*To do*:
Report only the number of lines in this material that include the string "JSON".

-=-=-=-=-

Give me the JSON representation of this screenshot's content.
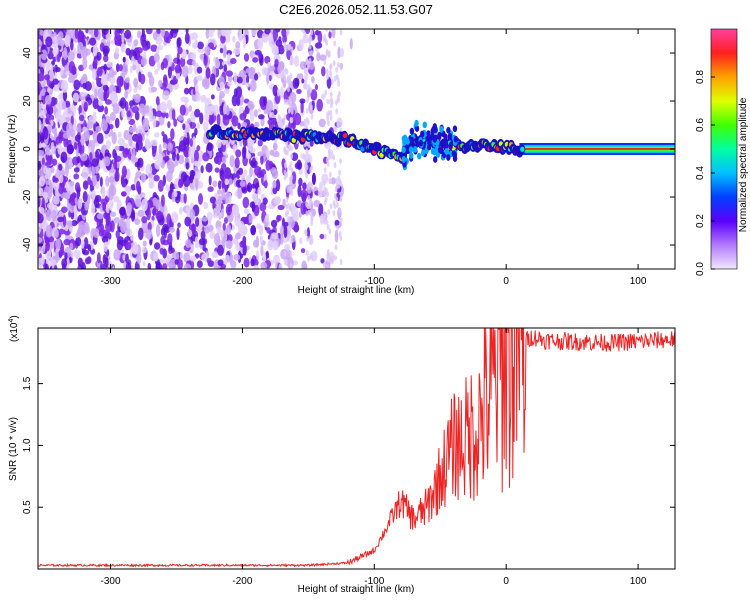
{
  "title": "C2E6.2026.052.11.53.G07",
  "chart_data": [
    {
      "type": "heatmap",
      "xlabel": "Height of straight line (km)",
      "ylabel": "Frequency (Hz)",
      "xlim": [
        -355,
        128
      ],
      "ylim": [
        -50,
        50
      ],
      "xticks": [
        -300,
        -200,
        -100,
        0,
        100
      ],
      "xtick_labels": [
        "-300",
        "-200",
        "-100",
        "0",
        "100"
      ],
      "yticks": [
        -40,
        -20,
        0,
        20,
        40
      ],
      "ytick_labels": [
        "-40",
        "-20",
        "0",
        "20",
        "40"
      ],
      "colorbar": {
        "label": "Normalized spectral amplitude",
        "range": [
          0,
          1
        ],
        "ticks": [
          0.0,
          0.2,
          0.4,
          0.6,
          0.8
        ],
        "tick_labels": [
          "0.0",
          "0.2",
          "0.4",
          "0.6",
          "0.8"
        ]
      },
      "description_points": {
        "noise_region_x": [
          -355,
          -130
        ],
        "signal_trace": [
          {
            "x": -225,
            "f": 7
          },
          {
            "x": -180,
            "f": 6
          },
          {
            "x": -150,
            "f": 5
          },
          {
            "x": -120,
            "f": 4
          },
          {
            "x": -100,
            "f": 0
          },
          {
            "x": -80,
            "f": -3
          },
          {
            "x": -70,
            "f": 4
          },
          {
            "x": -50,
            "f": 2
          },
          {
            "x": -30,
            "f": 1
          },
          {
            "x": -10,
            "f": 1
          },
          {
            "x": 10,
            "f": 0
          },
          {
            "x": 128,
            "f": 0
          }
        ]
      }
    },
    {
      "type": "line",
      "xlabel": "Height of straight line (km)",
      "ylabel": "SNR (10 * v/v)",
      "y_multiplier_label": "(x10",
      "y_multiplier_exp": "4",
      "y_multiplier_close": ")",
      "xlim": [
        -355,
        128
      ],
      "ylim": [
        0,
        1.95
      ],
      "xticks": [
        -300,
        -200,
        -100,
        0,
        100
      ],
      "xtick_labels": [
        "-300",
        "-200",
        "-100",
        "0",
        "100"
      ],
      "yticks": [
        0.5,
        1.0,
        1.5
      ],
      "ytick_labels": [
        "0.5",
        "1.0",
        "1.5"
      ],
      "series": [
        {
          "name": "SNR",
          "color": "#ee2222",
          "x": [
            -355,
            -250,
            -150,
            -120,
            -100,
            -90,
            -80,
            -70,
            -60,
            -50,
            -40,
            -30,
            -20,
            -10,
            0,
            10,
            20,
            30,
            50,
            80,
            100,
            128
          ],
          "y": [
            0.03,
            0.03,
            0.03,
            0.05,
            0.15,
            0.35,
            0.55,
            0.4,
            0.5,
            0.75,
            1.0,
            1.05,
            1.2,
            1.45,
            1.75,
            1.82,
            1.88,
            1.85,
            1.84,
            1.83,
            1.84,
            1.86
          ]
        }
      ]
    }
  ],
  "colors": {
    "signal_line": "#ee2222",
    "noise_purple": "#8a3ae0",
    "trace_center": "#ff2020"
  }
}
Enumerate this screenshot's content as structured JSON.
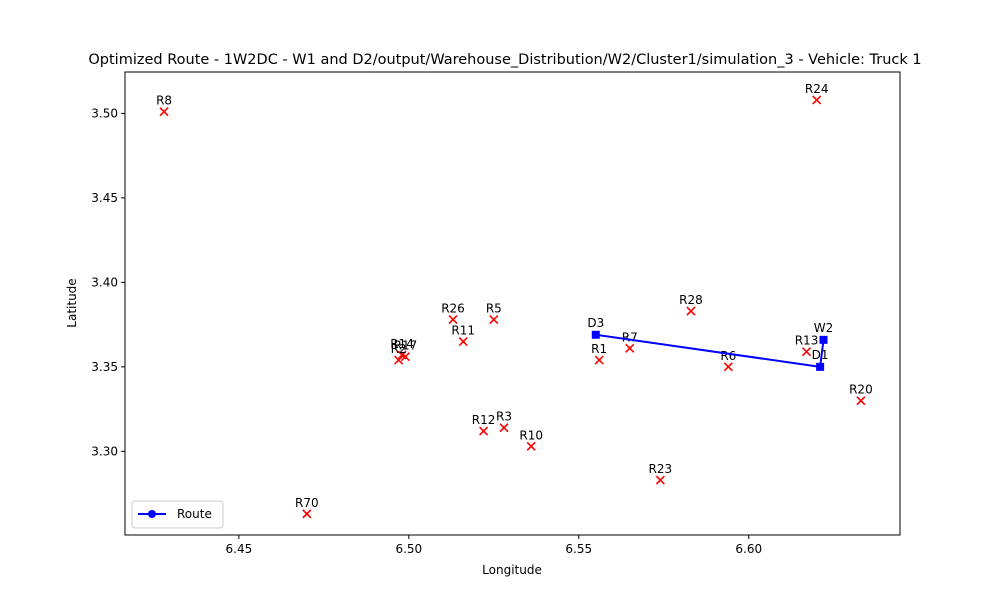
{
  "chart_data": {
    "type": "scatter",
    "title": "Optimized Route - 1W2DC - W1 and D2/output/Warehouse_Distribution/W2/Cluster1/simulation_3 - Vehicle: Truck 1",
    "xlabel": "Longitude",
    "ylabel": "Latitude",
    "xlim": [
      6.4165,
      6.6445
    ],
    "ylim": [
      3.2505,
      3.5245
    ],
    "xticks": [
      "6.45",
      "6.50",
      "6.55",
      "6.60"
    ],
    "yticks": [
      "3.30",
      "3.35",
      "3.40",
      "3.45",
      "3.50"
    ],
    "xtick_values": [
      6.45,
      6.5,
      6.55,
      6.6
    ],
    "ytick_values": [
      3.3,
      3.35,
      3.4,
      3.45,
      3.5
    ],
    "grid": false,
    "legend_position": "bottom-left",
    "points": [
      {
        "label": "R8",
        "x": 6.428,
        "y": 3.501
      },
      {
        "label": "R24",
        "x": 6.62,
        "y": 3.508
      },
      {
        "label": "R26",
        "x": 6.513,
        "y": 3.378
      },
      {
        "label": "R5",
        "x": 6.525,
        "y": 3.378
      },
      {
        "label": "R28",
        "x": 6.583,
        "y": 3.383
      },
      {
        "label": "R11",
        "x": 6.516,
        "y": 3.365
      },
      {
        "label": "R14",
        "x": 6.498,
        "y": 3.357
      },
      {
        "label": "R17",
        "x": 6.499,
        "y": 3.356
      },
      {
        "label": "R2",
        "x": 6.497,
        "y": 3.354
      },
      {
        "label": "R7",
        "x": 6.565,
        "y": 3.361
      },
      {
        "label": "R1",
        "x": 6.556,
        "y": 3.354
      },
      {
        "label": "R6",
        "x": 6.594,
        "y": 3.35
      },
      {
        "label": "R13",
        "x": 6.617,
        "y": 3.359
      },
      {
        "label": "R20",
        "x": 6.633,
        "y": 3.33
      },
      {
        "label": "R12",
        "x": 6.522,
        "y": 3.312
      },
      {
        "label": "R3",
        "x": 6.528,
        "y": 3.314
      },
      {
        "label": "R10",
        "x": 6.536,
        "y": 3.303
      },
      {
        "label": "R23",
        "x": 6.574,
        "y": 3.283
      },
      {
        "label": "R70",
        "x": 6.47,
        "y": 3.263
      }
    ],
    "route": {
      "name": "Route",
      "color": "#0000ff",
      "points": [
        {
          "label": "D3",
          "x": 6.555,
          "y": 3.369
        },
        {
          "label": "D1",
          "x": 6.621,
          "y": 3.35
        },
        {
          "label": "W2",
          "x": 6.622,
          "y": 3.366
        }
      ]
    },
    "marker_color": "#ff0000"
  }
}
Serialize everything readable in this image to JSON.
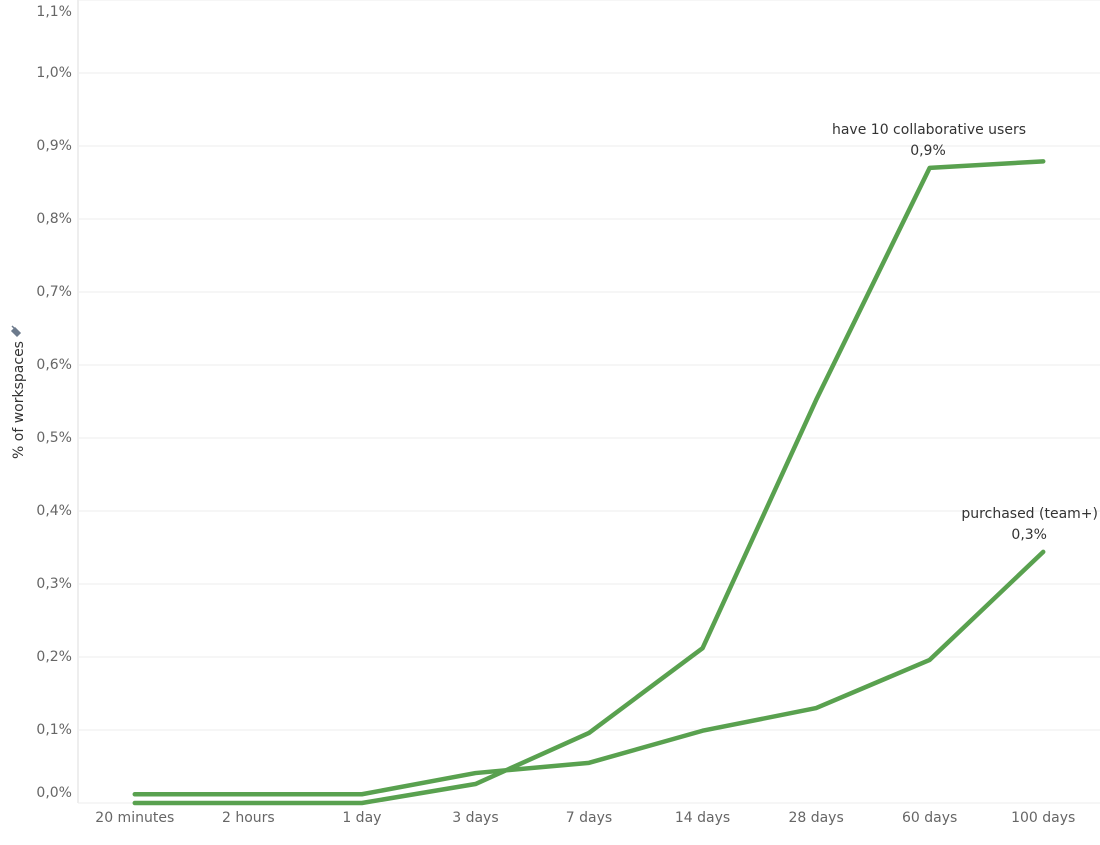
{
  "chart_data": {
    "type": "line",
    "y_label": "% of workspaces",
    "categories": [
      "20 minutes",
      "2 hours",
      "1 day",
      "3 days",
      "7 days",
      "14 days",
      "28 days",
      "60 days",
      "100 days"
    ],
    "series": [
      {
        "name": "have 10 collaborative users",
        "color": "#59a14f",
        "values": [
          0,
          0,
          0,
          0.026,
          0.096,
          0.212,
          0.552,
          0.87,
          0.879
        ],
        "value_labels": [
          null,
          null,
          null,
          null,
          null,
          null,
          null,
          null,
          "0,9%"
        ]
      },
      {
        "name": "purchased (team+)",
        "color": "#59a14f",
        "values": [
          0.012,
          0.012,
          0.012,
          0.041,
          0.055,
          0.099,
          0.13,
          0.196,
          0.344
        ],
        "value_labels": [
          null,
          null,
          null,
          null,
          null,
          null,
          null,
          null,
          "0,3%"
        ]
      }
    ],
    "ylim": [
      0,
      1.1
    ],
    "yticks": [
      {
        "value": 0,
        "label": "0,0%"
      },
      {
        "value": 0.1,
        "label": "0,1%"
      },
      {
        "value": 0.2,
        "label": "0,2%"
      },
      {
        "value": 0.3,
        "label": "0,3%"
      },
      {
        "value": 0.4,
        "label": "0,4%"
      },
      {
        "value": 0.5,
        "label": "0,5%"
      },
      {
        "value": 0.6,
        "label": "0,6%"
      },
      {
        "value": 0.7,
        "label": "0,7%"
      },
      {
        "value": 0.8,
        "label": "0,8%"
      },
      {
        "value": 0.9,
        "label": "0,9%"
      },
      {
        "value": 1.0,
        "label": "1,0%"
      },
      {
        "value": 1.1,
        "label": "1,1%"
      }
    ],
    "grid": true
  }
}
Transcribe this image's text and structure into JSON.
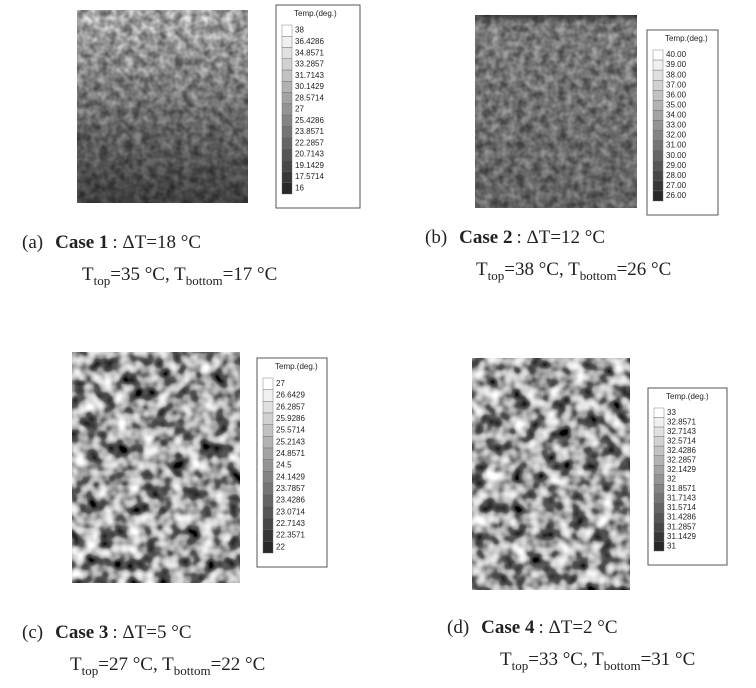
{
  "panels": [
    {
      "legend": {
        "title": "Temp.(deg.)",
        "labels": [
          "38",
          "36.4286",
          "34.8571",
          "33.2857",
          "31.7143",
          "30.1429",
          "28.5714",
          "27",
          "25.4286",
          "23.8571",
          "22.2857",
          "20.7143",
          "19.1429",
          "17.5714",
          "16"
        ]
      },
      "caption": {
        "label": "(a)",
        "case": "Case 1",
        "delta": ": ΔT=18 °C",
        "line2": [
          "T",
          "top",
          "=35 °C, T",
          "bottom",
          "=17 °C"
        ]
      }
    },
    {
      "legend": {
        "title": "Temp.(deg.)",
        "labels": [
          "40.00",
          "39.00",
          "38.00",
          "37.00",
          "36.00",
          "35.00",
          "34.00",
          "33.00",
          "32.00",
          "31.00",
          "30.00",
          "29.00",
          "28.00",
          "27.00",
          "26.00"
        ]
      },
      "caption": {
        "label": "(b)",
        "case": "Case 2",
        "delta": ": ΔT=12 °C",
        "line2": [
          "T",
          "top",
          "=38 °C, T",
          "bottom",
          "=26 °C"
        ]
      }
    },
    {
      "legend": {
        "title": "Temp.(deg.)",
        "labels": [
          "27",
          "26.6429",
          "26.2857",
          "25.9286",
          "25.5714",
          "25.2143",
          "24.8571",
          "24.5",
          "24.1429",
          "23.7857",
          "23.4286",
          "23.0714",
          "22.7143",
          "22.3571",
          "22"
        ]
      },
      "caption": {
        "label": "(c)",
        "case": "Case 3",
        "delta": ": ΔT=5 °C",
        "line2": [
          "T",
          "top",
          "=27 °C, T",
          "bottom",
          "=22 °C"
        ]
      }
    },
    {
      "legend": {
        "title": "Temp.(deg.)",
        "labels": [
          "33",
          "32.8571",
          "32.7143",
          "32.5714",
          "32.4286",
          "32.2857",
          "32.1429",
          "32",
          "31.8571",
          "31.7143",
          "31.5714",
          "31.4286",
          "31.2857",
          "31.1429",
          "31"
        ]
      },
      "caption": {
        "label": "(d)",
        "case": "Case 4",
        "delta": ": ΔT=2 °C",
        "line2": [
          "T",
          "top",
          "=33 °C, T",
          "bottom",
          "=31 °C"
        ]
      }
    }
  ]
}
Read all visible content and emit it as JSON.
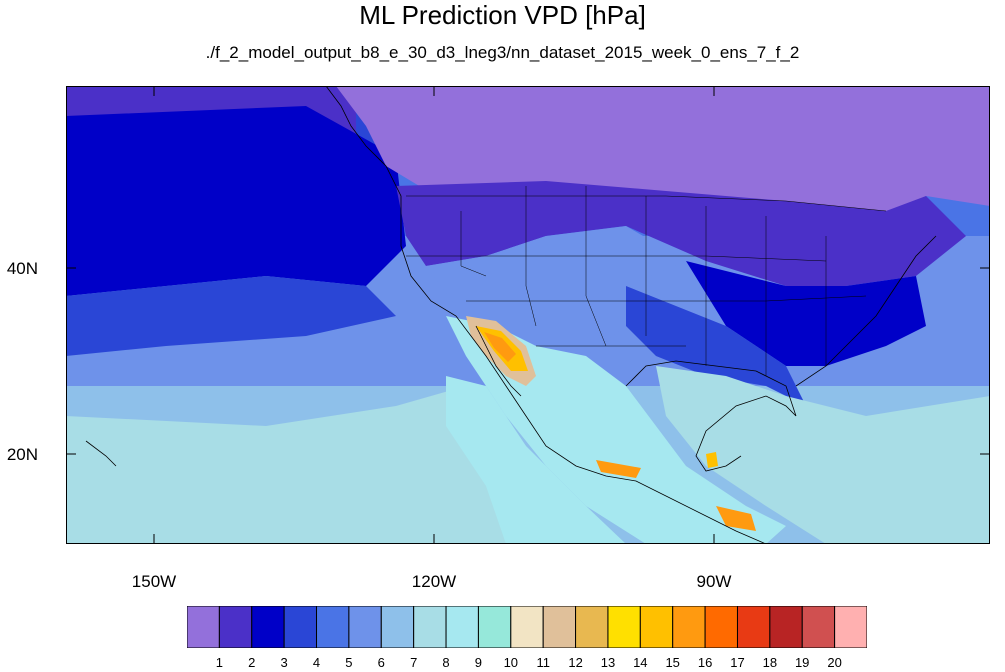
{
  "title": "ML Prediction VPD [hPa]",
  "subtitle": "./f_2_model_output_b8_e_30_d3_lneg3/nn_dataset_2015_week_0_ens_7_f_2",
  "lon_ticks": [
    "150W",
    "120W",
    "90W"
  ],
  "lat_ticks": [
    "40N",
    "20N"
  ],
  "colorbar": {
    "colors": [
      "#9370db",
      "#4b30c8",
      "#0000c8",
      "#2a46d6",
      "#4a74e6",
      "#6e92ea",
      "#8ec0ea",
      "#a8dde6",
      "#a6e8f0",
      "#96e8da",
      "#f2e4c4",
      "#e0c09a",
      "#e8b850",
      "#ffe000",
      "#ffc000",
      "#ff9a10",
      "#ff6a00",
      "#e83a14",
      "#b82424",
      "#d05050",
      "#ffb0b0"
    ],
    "labels": [
      "1",
      "2",
      "3",
      "4",
      "5",
      "6",
      "7",
      "8",
      "9",
      "10",
      "11",
      "12",
      "13",
      "14",
      "15",
      "16",
      "17",
      "18",
      "19",
      "20"
    ]
  }
}
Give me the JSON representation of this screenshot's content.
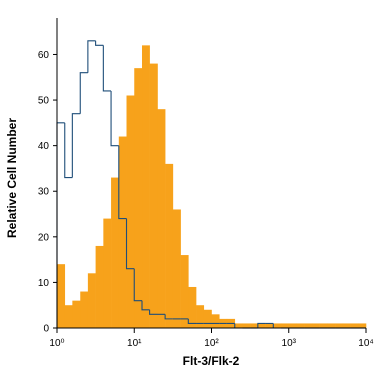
{
  "chart_data": {
    "type": "histogram",
    "xlabel": "Flt-3/Flk-2",
    "ylabel": "Relative Cell Number",
    "xscale": "log",
    "xlim": [
      1,
      10000
    ],
    "ylim": [
      0,
      68
    ],
    "xticks": [
      {
        "value": 1,
        "label": "10⁰"
      },
      {
        "value": 10,
        "label": "10¹"
      },
      {
        "value": 100,
        "label": "10²"
      },
      {
        "value": 1000,
        "label": "10³"
      },
      {
        "value": 10000,
        "label": "10⁴"
      }
    ],
    "yticks": [
      0,
      10,
      20,
      30,
      40,
      50,
      60
    ],
    "bins": [
      1,
      1.26,
      1.58,
      2,
      2.51,
      3.16,
      3.98,
      5.01,
      6.31,
      7.94,
      10,
      12.6,
      15.8,
      20,
      25.1,
      31.6,
      39.8,
      50.1,
      63.1,
      79.4,
      100,
      126,
      158,
      200,
      251,
      316,
      398,
      501,
      631,
      794,
      1000,
      1260,
      1580,
      2000,
      2510,
      3160,
      3980,
      5010,
      6310,
      7940,
      10000
    ],
    "series": [
      {
        "style": "filled",
        "color": "#f7a21b",
        "values": [
          14,
          5,
          6,
          8,
          12,
          18,
          24,
          33,
          42,
          51,
          57,
          62,
          58,
          48,
          36,
          26,
          16,
          9,
          5,
          4,
          3,
          2,
          2,
          1,
          1,
          1,
          1,
          1,
          1,
          1,
          1,
          1,
          1,
          1,
          1,
          1,
          1,
          1,
          1,
          1
        ]
      },
      {
        "style": "outline",
        "color": "#1f4e79",
        "values": [
          45,
          33,
          47,
          56,
          63,
          62,
          52,
          40,
          24,
          13,
          6,
          4,
          3,
          3,
          2,
          2,
          2,
          1,
          1,
          1,
          1,
          1,
          1,
          0,
          0,
          0,
          1,
          1,
          0,
          0,
          0,
          0,
          0,
          0,
          0,
          0,
          0,
          0,
          0,
          0
        ]
      }
    ]
  }
}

-=-=-=-=-

*Solution below*:
6